Problem. Output every entry exactly as given.

Entries supplied.
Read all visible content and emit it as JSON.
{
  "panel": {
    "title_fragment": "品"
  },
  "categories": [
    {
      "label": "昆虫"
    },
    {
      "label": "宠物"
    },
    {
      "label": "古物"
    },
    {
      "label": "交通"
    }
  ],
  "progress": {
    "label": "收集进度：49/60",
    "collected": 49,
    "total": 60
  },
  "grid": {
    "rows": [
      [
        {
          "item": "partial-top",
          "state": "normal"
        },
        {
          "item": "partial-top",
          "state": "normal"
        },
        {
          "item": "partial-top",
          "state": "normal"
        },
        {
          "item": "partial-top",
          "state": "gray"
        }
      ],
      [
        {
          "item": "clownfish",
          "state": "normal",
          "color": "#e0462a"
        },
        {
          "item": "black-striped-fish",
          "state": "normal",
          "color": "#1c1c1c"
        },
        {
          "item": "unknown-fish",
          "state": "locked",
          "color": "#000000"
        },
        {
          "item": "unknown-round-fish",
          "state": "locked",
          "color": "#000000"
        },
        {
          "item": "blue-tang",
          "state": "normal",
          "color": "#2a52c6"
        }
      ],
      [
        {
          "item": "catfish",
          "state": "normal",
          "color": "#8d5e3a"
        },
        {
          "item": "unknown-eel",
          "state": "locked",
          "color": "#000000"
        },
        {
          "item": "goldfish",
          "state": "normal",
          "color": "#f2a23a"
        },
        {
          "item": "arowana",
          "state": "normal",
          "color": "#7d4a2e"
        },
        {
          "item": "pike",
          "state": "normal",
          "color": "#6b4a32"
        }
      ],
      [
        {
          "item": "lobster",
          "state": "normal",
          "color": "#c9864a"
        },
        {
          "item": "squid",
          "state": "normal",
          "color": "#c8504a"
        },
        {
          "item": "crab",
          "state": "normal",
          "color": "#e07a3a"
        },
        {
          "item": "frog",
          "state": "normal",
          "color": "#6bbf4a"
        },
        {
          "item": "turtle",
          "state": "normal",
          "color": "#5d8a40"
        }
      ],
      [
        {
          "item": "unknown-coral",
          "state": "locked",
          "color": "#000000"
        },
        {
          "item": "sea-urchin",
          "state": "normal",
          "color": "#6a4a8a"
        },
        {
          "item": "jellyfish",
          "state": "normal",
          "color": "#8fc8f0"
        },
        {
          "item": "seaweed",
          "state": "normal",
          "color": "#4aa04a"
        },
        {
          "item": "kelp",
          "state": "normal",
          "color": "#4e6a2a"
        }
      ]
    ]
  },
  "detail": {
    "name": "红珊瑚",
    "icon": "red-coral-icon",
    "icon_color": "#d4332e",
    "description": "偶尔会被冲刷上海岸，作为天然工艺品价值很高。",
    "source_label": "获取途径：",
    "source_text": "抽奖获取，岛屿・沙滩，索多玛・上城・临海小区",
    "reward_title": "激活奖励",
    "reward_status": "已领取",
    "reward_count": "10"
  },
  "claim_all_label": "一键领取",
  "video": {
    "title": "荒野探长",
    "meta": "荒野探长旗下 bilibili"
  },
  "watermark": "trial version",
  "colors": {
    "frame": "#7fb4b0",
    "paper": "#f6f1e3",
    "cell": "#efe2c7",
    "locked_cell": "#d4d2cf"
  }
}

Solution to this problem.
Read all visible content and emit it as JSON.
{
  "panel": {
    "title_fragment": "品"
  },
  "categories": [
    {
      "label": "昆虫"
    },
    {
      "label": "宠物"
    },
    {
      "label": "古物"
    },
    {
      "label": "交通"
    }
  ],
  "progress": {
    "label": "收集进度：49/60",
    "collected": 49,
    "total": 60
  },
  "grid": {
    "rows": [
      [
        {
          "item": "partial-top",
          "state": "normal"
        },
        {
          "item": "partial-top",
          "state": "normal"
        },
        {
          "item": "partial-top",
          "state": "normal"
        },
        {
          "item": "partial-top",
          "state": "gray"
        }
      ],
      [
        {
          "item": "clownfish",
          "state": "normal",
          "color": "#e0462a"
        },
        {
          "item": "black-striped-fish",
          "state": "normal",
          "color": "#1c1c1c"
        },
        {
          "item": "unknown-fish",
          "state": "locked",
          "color": "#000000"
        },
        {
          "item": "unknown-round-fish",
          "state": "locked",
          "color": "#000000"
        },
        {
          "item": "blue-tang",
          "state": "normal",
          "color": "#2a52c6"
        }
      ],
      [
        {
          "item": "catfish",
          "state": "normal",
          "color": "#8d5e3a"
        },
        {
          "item": "unknown-eel",
          "state": "locked",
          "color": "#000000"
        },
        {
          "item": "goldfish",
          "state": "normal",
          "color": "#f2a23a"
        },
        {
          "item": "arowana",
          "state": "normal",
          "color": "#7d4a2e"
        },
        {
          "item": "pike",
          "state": "normal",
          "color": "#6b4a32"
        }
      ],
      [
        {
          "item": "lobster",
          "state": "normal",
          "color": "#c9864a"
        },
        {
          "item": "squid",
          "state": "normal",
          "color": "#c8504a"
        },
        {
          "item": "crab",
          "state": "normal",
          "color": "#e07a3a"
        },
        {
          "item": "frog",
          "state": "normal",
          "color": "#6bbf4a"
        },
        {
          "item": "turtle",
          "state": "normal",
          "color": "#5d8a40"
        }
      ],
      [
        {
          "item": "unknown-coral",
          "state": "locked",
          "color": "#000000"
        },
        {
          "item": "sea-urchin",
          "state": "normal",
          "color": "#6a4a8a"
        },
        {
          "item": "jellyfish",
          "state": "normal",
          "color": "#8fc8f0"
        },
        {
          "item": "seaweed",
          "state": "normal",
          "color": "#4aa04a"
        },
        {
          "item": "kelp",
          "state": "normal",
          "color": "#4e6a2a"
        }
      ]
    ]
  },
  "detail": {
    "name": "红珊瑚",
    "icon": "red-coral-icon",
    "icon_color": "#d4332e",
    "description": "偶尔会被冲刷上海岸，作为天然工艺品价值很高。",
    "source_label": "获取途径：",
    "source_text": "抽奖获取，岛屿・沙滩，索多玛・上城・临海小区",
    "reward_title": "激活奖励",
    "reward_status": "已领取",
    "reward_count": "10"
  },
  "claim_all_label": "一键领取",
  "video": {
    "title": "荒野探长",
    "meta": "荒野探长旗下 bilibili"
  },
  "watermark": "trial version",
  "colors": {
    "frame": "#7fb4b0",
    "paper": "#f6f1e3",
    "cell": "#efe2c7",
    "locked_cell": "#d4d2cf"
  }
}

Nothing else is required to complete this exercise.